Directive:
Go through the material and tally the lines containing the string "Walter". Give the total alone.

Data for this task:

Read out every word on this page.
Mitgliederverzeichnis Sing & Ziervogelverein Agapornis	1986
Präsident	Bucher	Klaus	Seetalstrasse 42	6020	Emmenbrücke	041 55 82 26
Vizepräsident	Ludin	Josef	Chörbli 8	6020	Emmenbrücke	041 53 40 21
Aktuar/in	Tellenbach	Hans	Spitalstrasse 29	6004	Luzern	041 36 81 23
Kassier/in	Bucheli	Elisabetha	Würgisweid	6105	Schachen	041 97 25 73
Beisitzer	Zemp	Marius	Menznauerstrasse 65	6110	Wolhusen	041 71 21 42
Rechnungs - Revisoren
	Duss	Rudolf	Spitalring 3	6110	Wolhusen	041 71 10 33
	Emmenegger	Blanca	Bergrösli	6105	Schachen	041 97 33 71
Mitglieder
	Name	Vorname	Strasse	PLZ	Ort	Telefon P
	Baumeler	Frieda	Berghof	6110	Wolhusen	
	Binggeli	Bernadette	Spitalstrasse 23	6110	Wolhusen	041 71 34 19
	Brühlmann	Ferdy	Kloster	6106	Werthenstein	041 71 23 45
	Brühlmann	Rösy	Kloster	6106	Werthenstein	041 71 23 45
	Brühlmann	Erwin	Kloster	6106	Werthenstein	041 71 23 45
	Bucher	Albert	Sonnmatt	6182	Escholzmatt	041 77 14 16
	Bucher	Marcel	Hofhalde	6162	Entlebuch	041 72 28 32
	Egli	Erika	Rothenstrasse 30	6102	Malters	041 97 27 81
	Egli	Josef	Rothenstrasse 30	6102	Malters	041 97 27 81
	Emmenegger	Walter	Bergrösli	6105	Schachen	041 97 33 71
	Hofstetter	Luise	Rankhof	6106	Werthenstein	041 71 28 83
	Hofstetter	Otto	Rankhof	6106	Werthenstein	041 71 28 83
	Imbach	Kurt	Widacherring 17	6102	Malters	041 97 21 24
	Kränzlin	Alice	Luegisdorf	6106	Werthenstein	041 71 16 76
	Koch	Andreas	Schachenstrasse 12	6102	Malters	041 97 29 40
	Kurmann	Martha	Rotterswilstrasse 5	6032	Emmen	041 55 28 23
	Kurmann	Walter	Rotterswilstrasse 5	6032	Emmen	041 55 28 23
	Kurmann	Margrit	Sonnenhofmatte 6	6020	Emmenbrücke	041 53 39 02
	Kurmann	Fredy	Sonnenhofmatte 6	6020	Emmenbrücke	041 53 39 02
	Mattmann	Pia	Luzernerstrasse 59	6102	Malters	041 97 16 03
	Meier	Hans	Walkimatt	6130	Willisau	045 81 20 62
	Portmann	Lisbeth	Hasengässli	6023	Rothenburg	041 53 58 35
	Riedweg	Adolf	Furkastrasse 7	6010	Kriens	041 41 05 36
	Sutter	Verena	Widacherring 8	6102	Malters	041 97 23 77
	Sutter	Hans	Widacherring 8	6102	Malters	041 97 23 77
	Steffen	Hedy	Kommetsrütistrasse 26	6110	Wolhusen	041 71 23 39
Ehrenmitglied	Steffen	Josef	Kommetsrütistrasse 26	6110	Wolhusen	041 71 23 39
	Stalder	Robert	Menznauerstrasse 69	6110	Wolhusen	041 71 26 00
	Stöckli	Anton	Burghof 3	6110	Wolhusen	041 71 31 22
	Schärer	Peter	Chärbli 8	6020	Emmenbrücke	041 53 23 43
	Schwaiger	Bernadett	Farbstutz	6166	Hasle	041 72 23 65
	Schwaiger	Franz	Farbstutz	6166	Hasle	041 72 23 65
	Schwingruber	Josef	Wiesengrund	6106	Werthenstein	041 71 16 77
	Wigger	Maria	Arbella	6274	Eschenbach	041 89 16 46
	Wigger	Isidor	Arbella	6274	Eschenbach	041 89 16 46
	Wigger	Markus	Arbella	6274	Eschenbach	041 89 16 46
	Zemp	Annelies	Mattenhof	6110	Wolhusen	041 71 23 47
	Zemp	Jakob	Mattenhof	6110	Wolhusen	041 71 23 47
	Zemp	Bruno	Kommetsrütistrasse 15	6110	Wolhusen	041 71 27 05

Task output:
2